### [WHAT TO DO]
Output the data below in full, byte for byte. Nothing may differ.

### [PROVIDED DATA]

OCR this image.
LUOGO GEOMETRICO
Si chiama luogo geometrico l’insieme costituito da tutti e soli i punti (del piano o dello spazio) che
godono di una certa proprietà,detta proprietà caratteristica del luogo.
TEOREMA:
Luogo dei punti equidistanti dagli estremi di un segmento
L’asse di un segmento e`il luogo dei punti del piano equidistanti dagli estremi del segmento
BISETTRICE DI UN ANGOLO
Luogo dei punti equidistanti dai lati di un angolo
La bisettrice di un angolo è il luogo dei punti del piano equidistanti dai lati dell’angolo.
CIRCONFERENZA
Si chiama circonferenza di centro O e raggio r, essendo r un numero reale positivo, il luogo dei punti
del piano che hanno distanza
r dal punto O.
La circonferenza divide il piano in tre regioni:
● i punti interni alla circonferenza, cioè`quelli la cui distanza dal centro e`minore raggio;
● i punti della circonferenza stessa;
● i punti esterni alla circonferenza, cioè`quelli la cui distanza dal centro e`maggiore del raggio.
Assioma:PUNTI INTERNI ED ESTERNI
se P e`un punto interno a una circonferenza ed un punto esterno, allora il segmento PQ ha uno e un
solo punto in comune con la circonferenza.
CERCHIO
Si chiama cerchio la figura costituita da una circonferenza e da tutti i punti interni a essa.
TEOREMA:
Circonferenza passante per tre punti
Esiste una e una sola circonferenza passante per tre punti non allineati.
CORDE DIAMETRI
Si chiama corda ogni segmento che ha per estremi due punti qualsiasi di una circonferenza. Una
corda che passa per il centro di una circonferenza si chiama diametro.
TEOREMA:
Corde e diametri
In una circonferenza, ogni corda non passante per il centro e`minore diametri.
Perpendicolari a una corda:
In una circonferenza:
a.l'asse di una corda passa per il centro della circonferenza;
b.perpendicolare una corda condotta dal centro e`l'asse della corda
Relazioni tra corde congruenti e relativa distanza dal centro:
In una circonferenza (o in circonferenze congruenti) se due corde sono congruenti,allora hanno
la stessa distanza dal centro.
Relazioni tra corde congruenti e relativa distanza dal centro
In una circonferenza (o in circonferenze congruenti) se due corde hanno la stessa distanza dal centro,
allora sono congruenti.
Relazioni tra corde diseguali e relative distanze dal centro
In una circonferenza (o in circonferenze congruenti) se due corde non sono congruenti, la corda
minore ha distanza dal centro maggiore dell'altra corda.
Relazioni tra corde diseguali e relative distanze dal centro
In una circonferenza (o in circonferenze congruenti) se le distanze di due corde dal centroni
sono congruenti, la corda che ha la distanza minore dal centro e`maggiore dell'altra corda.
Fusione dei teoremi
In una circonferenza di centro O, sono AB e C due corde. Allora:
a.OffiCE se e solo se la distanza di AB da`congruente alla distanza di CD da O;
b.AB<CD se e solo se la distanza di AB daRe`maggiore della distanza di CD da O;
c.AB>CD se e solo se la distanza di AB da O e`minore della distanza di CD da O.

### [ANSWER FOR THE TASK]
OCR this image.
LUOGO GEOMETRICO
Si chiama luogo geometrico l’insieme costituito da tutti e soli i punti (del piano o dello spazio) che
godono di una certa proprietà,detta proprietà caratteristica del luogo.
TEOREMA:
Luogo dei punti equidistanti dagli estremi di un segmento
L’asse di un segmento e`il luogo dei punti del piano equidistanti dagli estremi del segmento
BISETTRICE DI UN ANGOLO
Luogo dei punti equidistanti dai lati di un angolo
La bisettrice di un angolo è il luogo dei punti del piano equidistanti dai lati dell’angolo.
CIRCONFERENZA
Si chiama circonferenza di centro O e raggio r, essendo r un numero reale positivo, il luogo dei punti
del piano che hanno distanza
r dal punto O.
La circonferenza divide il piano in tre regioni:
● i punti interni alla circonferenza, cioè`quelli la cui distanza dal centro e`minore raggio;
● i punti della circonferenza stessa;
● i punti esterni alla circonferenza, cioè`quelli la cui distanza dal centro e`maggiore del raggio.
Assioma:PUNTI INTERNI ED ESTERNI
se P e`un punto interno a una circonferenza ed un punto esterno, allora il segmento PQ ha uno e un
solo punto in comune con la circonferenza.
CERCHIO
Si chiama cerchio la figura costituita da una circonferenza e da tutti i punti interni a essa.
TEOREMA:
Circonferenza passante per tre punti
Esiste una e una sola circonferenza passante per tre punti non allineati.
CORDE DIAMETRI
Si chiama corda ogni segmento che ha per estremi due punti qualsiasi di una circonferenza. Una
corda che passa per il centro di una circonferenza si chiama diametro.
TEOREMA:
Corde e diametri
In una circonferenza, ogni corda non passante per il centro e`minore diametri.
Perpendicolari a una corda:
In una circonferenza:
a.l'asse di una corda passa per il centro della circonferenza;
b.perpendicolare una corda condotta dal centro e`l'asse della corda
Relazioni tra corde congruenti e relativa distanza dal centro:
In una circonferenza (o in circonferenze congruenti) se due corde sono congruenti,allora hanno
la stessa distanza dal centro.
Relazioni tra corde congruenti e relativa distanza dal centro
In una circonferenza (o in circonferenze congruenti) se due corde hanno la stessa distanza dal centro,
allora sono congruenti.
Relazioni tra corde diseguali e relative distanze dal centro
In una circonferenza (o in circonferenze congruenti) se due corde non sono congruenti, la corda
minore ha distanza dal centro maggiore dell'altra corda.
Relazioni tra corde diseguali e relative distanze dal centro
In una circonferenza (o in circonferenze congruenti) se le distanze di due corde dal centroni
sono congruenti, la corda che ha la distanza minore dal centro e`maggiore dell'altra corda.
Fusione dei teoremi
In una circonferenza di centro O, sono AB e C due corde. Allora:
a.OffiCE se e solo se la distanza di AB da`congruente alla distanza di CD da O;
b.AB<CD se e solo se la distanza di AB daRe`maggiore della distanza di CD da O;
c.AB>CD se e solo se la distanza di AB da O e`minore della distanza di CD da O.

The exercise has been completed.